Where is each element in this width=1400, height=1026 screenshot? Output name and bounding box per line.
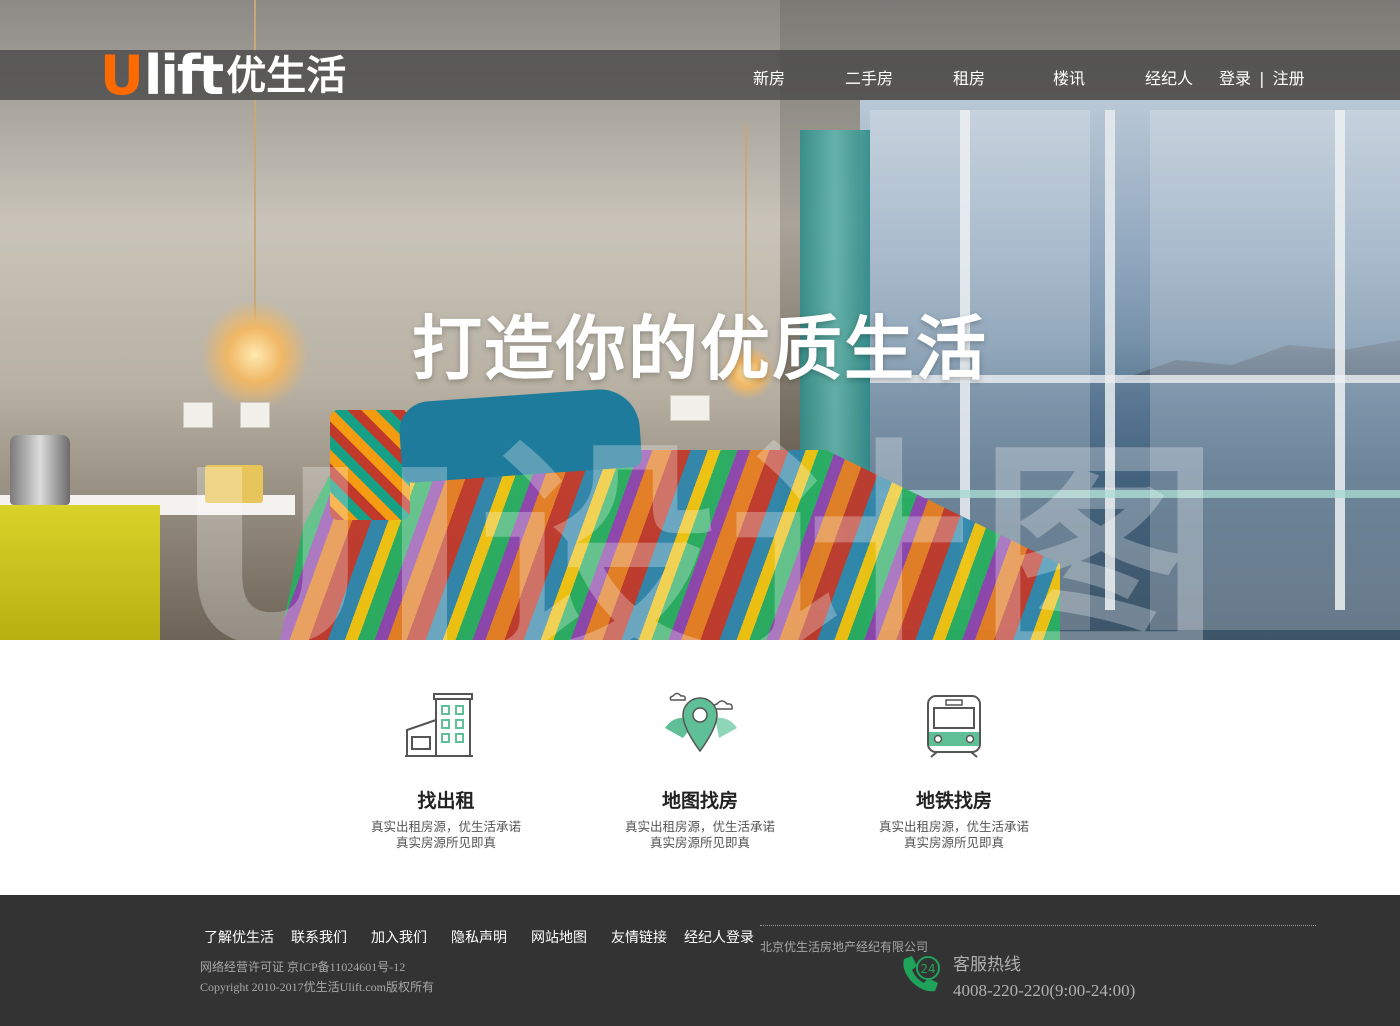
- map-pin-icon: [665, 692, 737, 753]
- hotline-label: 客服热线: [953, 955, 1021, 975]
- feature-title: 地图找房: [661, 790, 738, 812]
- footer-link-about[interactable]: 了解优生活: [204, 927, 274, 947]
- footer-link-contact[interactable]: 联系我们: [291, 927, 347, 947]
- feature-title: 地铁找房: [915, 790, 992, 812]
- feature-desc-line: 真实出租房源，优生活承诺: [624, 819, 775, 834]
- yellow-blanket: [0, 505, 160, 640]
- hero-watermark: UI设计图: [175, 419, 1230, 640]
- feature-rent[interactable]: 找出租 真实出租房源，优生活承诺 真实房源所见即真: [336, 690, 556, 851]
- hotline-badge: 24: [920, 962, 935, 976]
- hotline-number[interactable]: 4008-220-220(9:00-24:00): [953, 981, 1135, 1001]
- feature-desc-line: 真实房源所见即真: [395, 835, 496, 850]
- footer-divider: [760, 925, 1316, 926]
- feature-desc: 真实出租房源，优生活承诺 真实房源所见即真: [336, 819, 556, 851]
- building-icon: [405, 693, 473, 757]
- feature-title: 找出租: [417, 790, 475, 812]
- feature-desc-line: 真实房源所见即真: [903, 835, 1004, 850]
- feature-desc-line: 真实出租房源，优生活承诺: [370, 819, 521, 834]
- feature-desc-line: 真实房源所见即真: [649, 835, 750, 850]
- hero-headline: 打造你的优质生活: [412, 308, 988, 390]
- footer-link-join[interactable]: 加入我们: [371, 927, 427, 947]
- footer-link-agent-login[interactable]: 经纪人登录: [684, 927, 754, 947]
- kettle: [10, 435, 70, 505]
- logo-chinese: 优生活: [226, 53, 347, 99]
- auth-links: 登录 | 注册: [1219, 65, 1305, 89]
- nav-item-news[interactable]: 楼讯: [1053, 65, 1085, 89]
- login-link[interactable]: 登录: [1219, 69, 1251, 88]
- auth-separator: |: [1259, 69, 1265, 88]
- feature-map-search[interactable]: 地图找房 真实出租房源，优生活承诺 真实房源所见即真: [590, 690, 810, 851]
- nav-item-agents[interactable]: 经纪人: [1145, 65, 1193, 89]
- logo-u: U: [100, 44, 144, 107]
- feature-subway-search[interactable]: 地铁找房 真实出租房源，优生活承诺 真实房源所见即真: [844, 690, 1064, 851]
- nav-item-resale[interactable]: 二手房: [845, 65, 893, 89]
- register-link[interactable]: 注册: [1273, 69, 1305, 88]
- feature-desc: 真实出租房源，优生活承诺 真实房源所见即真: [844, 819, 1064, 851]
- site-logo[interactable]: U lift 优生活: [100, 38, 346, 114]
- subway-icon: [927, 695, 981, 758]
- footer-license: 网络经营许可证 京ICP备11024601号-12: [200, 960, 406, 974]
- nav-item-rent[interactable]: 租房: [953, 65, 985, 89]
- feature-desc: 真实出租房源，优生活承诺 真实房源所见即真: [590, 819, 810, 851]
- logo-lift: lift: [143, 44, 224, 107]
- phone-24h-icon: 24: [903, 956, 940, 992]
- footer-link-sitemap[interactable]: 网站地图: [531, 927, 587, 947]
- nav-item-new-homes[interactable]: 新房: [753, 65, 785, 89]
- footer-copyright: Copyright 2010-2017优生活Ulift.com版权所有: [200, 980, 434, 994]
- footer-link-friends[interactable]: 友情链接: [611, 927, 667, 947]
- feature-desc-line: 真实出租房源，优生活承诺: [878, 819, 1029, 834]
- footer-link-privacy[interactable]: 隐私声明: [451, 927, 507, 947]
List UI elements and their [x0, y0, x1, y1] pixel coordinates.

○ ○ ○ ○

Copy every line above word for word, leaving out the pictures.

# COMPLETED TASK:
Where is each element in this width=1400, height=1026 screenshot? Output name and bounding box per line.
- map-pin-icon: [665, 692, 737, 753]
- hotline-label: 客服热线: [953, 955, 1021, 975]
- feature-title: 地图找房: [661, 790, 738, 812]
- footer-link-about[interactable]: 了解优生活: [204, 927, 274, 947]
- footer-link-contact[interactable]: 联系我们: [291, 927, 347, 947]
- feature-title: 地铁找房: [915, 790, 992, 812]
- feature-desc-line: 真实出租房源，优生活承诺: [624, 819, 775, 834]
- yellow-blanket: [0, 505, 160, 640]
- hero-watermark: UI设计图: [175, 419, 1230, 640]
- feature-rent[interactable]: 找出租 真实出租房源，优生活承诺 真实房源所见即真: [336, 690, 556, 851]
- hotline-badge: 24: [920, 962, 935, 976]
- hotline-number[interactable]: 4008-220-220(9:00-24:00): [953, 981, 1135, 1001]
- feature-desc-line: 真实房源所见即真: [395, 835, 496, 850]
- footer-divider: [760, 925, 1316, 926]
- feature-desc: 真实出租房源，优生活承诺 真实房源所见即真: [336, 819, 556, 851]
- building-icon: [405, 693, 473, 757]
- feature-title: 找出租: [417, 790, 475, 812]
- feature-desc-line: 真实房源所见即真: [903, 835, 1004, 850]
- feature-desc-line: 真实出租房源，优生活承诺: [370, 819, 521, 834]
- feature-desc-line: 真实房源所见即真: [649, 835, 750, 850]
- hero-headline: 打造你的优质生活: [412, 308, 988, 390]
- footer-link-join[interactable]: 加入我们: [371, 927, 427, 947]
- footer-link-agent-login[interactable]: 经纪人登录: [684, 927, 754, 947]
- kettle: [10, 435, 70, 505]
- logo-chinese: 优生活: [226, 53, 347, 99]
- auth-links: 登录 | 注册: [1219, 65, 1305, 89]
- nav-item-news[interactable]: 楼讯: [1053, 65, 1085, 89]
- login-link[interactable]: 登录: [1219, 69, 1251, 88]
- auth-separator: |: [1259, 69, 1265, 88]
- feature-map-search[interactable]: 地图找房 真实出租房源，优生活承诺 真实房源所见即真: [590, 690, 810, 851]
- nav-item-agents[interactable]: 经纪人: [1145, 65, 1193, 89]
- logo-u: U: [100, 44, 144, 107]
- feature-subway-search[interactable]: 地铁找房 真实出租房源，优生活承诺 真实房源所见即真: [844, 690, 1064, 851]
- nav-item-resale[interactable]: 二手房: [845, 65, 893, 89]
- register-link[interactable]: 注册: [1273, 69, 1305, 88]
- feature-desc: 真实出租房源，优生活承诺 真实房源所见即真: [844, 819, 1064, 851]
- site-logo[interactable]: U lift 优生活: [100, 38, 346, 114]
- subway-icon: [927, 695, 981, 758]
- footer-license: 网络经营许可证 京ICP备11024601号-12: [200, 960, 406, 974]
- nav-item-rent[interactable]: 租房: [953, 65, 985, 89]
- feature-desc: 真实出租房源，优生活承诺 真实房源所见即真: [590, 819, 810, 851]
- logo-lift: lift: [143, 44, 224, 107]
- phone-24h-icon: 24: [903, 956, 940, 992]
- footer-link-sitemap[interactable]: 网站地图: [531, 927, 587, 947]
- nav-item-new-homes[interactable]: 新房: [753, 65, 785, 89]
- footer-copyright: Copyright 2010-2017优生活Ulift.com版权所有: [200, 980, 434, 994]
- footer-link-friends[interactable]: 友情链接: [611, 927, 667, 947]
- feature-desc-line: 真实出租房源，优生活承诺: [878, 819, 1029, 834]
- footer-link-privacy[interactable]: 隐私声明: [451, 927, 507, 947]
List UI elements and their [x0, y0, x1, y1] pixel coordinates.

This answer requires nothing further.